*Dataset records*
>>>>

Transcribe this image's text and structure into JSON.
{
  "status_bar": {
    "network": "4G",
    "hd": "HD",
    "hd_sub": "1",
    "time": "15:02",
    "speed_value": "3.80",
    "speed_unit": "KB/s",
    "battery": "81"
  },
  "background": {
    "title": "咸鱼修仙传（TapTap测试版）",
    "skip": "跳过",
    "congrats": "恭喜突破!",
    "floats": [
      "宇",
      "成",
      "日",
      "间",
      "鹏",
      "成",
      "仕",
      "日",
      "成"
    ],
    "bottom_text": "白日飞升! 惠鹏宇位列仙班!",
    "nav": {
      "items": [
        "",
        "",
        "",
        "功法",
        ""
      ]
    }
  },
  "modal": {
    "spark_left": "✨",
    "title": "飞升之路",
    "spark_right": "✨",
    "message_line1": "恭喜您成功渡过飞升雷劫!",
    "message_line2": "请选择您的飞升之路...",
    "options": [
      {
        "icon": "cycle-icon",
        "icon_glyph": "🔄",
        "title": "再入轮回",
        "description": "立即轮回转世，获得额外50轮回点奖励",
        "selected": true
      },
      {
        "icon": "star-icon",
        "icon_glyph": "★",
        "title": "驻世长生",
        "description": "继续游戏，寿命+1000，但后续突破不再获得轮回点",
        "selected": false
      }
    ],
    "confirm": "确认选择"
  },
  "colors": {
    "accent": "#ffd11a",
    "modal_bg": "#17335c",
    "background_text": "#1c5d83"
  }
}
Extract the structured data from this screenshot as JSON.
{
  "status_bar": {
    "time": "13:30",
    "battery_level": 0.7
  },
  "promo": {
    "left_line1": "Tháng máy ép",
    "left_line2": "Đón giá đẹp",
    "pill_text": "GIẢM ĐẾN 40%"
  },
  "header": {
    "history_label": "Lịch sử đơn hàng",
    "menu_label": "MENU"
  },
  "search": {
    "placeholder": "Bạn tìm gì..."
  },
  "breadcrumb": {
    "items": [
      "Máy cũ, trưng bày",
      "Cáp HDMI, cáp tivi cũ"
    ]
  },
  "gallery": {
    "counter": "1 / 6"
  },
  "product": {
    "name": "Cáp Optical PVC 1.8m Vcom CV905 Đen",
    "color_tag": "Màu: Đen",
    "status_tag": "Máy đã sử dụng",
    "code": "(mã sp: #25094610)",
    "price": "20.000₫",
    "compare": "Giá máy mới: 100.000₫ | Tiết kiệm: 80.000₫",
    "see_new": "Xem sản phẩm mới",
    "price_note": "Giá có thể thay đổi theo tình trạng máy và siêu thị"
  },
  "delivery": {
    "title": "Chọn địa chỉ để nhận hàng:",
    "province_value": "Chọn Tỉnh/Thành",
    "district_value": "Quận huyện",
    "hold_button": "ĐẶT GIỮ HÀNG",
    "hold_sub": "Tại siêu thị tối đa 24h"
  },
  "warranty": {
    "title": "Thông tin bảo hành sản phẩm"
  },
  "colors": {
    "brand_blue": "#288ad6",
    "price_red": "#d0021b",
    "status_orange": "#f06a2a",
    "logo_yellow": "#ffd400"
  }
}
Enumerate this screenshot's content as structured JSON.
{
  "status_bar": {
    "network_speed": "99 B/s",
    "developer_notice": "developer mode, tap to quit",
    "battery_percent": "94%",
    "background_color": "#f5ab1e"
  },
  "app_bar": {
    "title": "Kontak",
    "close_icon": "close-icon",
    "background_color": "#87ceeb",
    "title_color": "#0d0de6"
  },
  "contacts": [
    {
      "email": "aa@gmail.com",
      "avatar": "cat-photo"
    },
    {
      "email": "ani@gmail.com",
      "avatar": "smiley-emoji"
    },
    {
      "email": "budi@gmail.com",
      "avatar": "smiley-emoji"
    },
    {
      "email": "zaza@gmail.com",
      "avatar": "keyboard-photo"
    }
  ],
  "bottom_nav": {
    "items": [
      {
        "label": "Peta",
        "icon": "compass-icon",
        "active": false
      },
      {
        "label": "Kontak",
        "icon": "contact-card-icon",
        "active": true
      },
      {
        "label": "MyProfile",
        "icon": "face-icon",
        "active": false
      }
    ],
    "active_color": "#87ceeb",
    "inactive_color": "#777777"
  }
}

<<<<

*Your goal*
From the records above, pull out each line that has "gmail".

*Completed exercise*
      "email": "aa@gmail.com",
      "email": "ani@gmail.com",
      "email": "budi@gmail.com",
      "email": "zaza@gmail.com",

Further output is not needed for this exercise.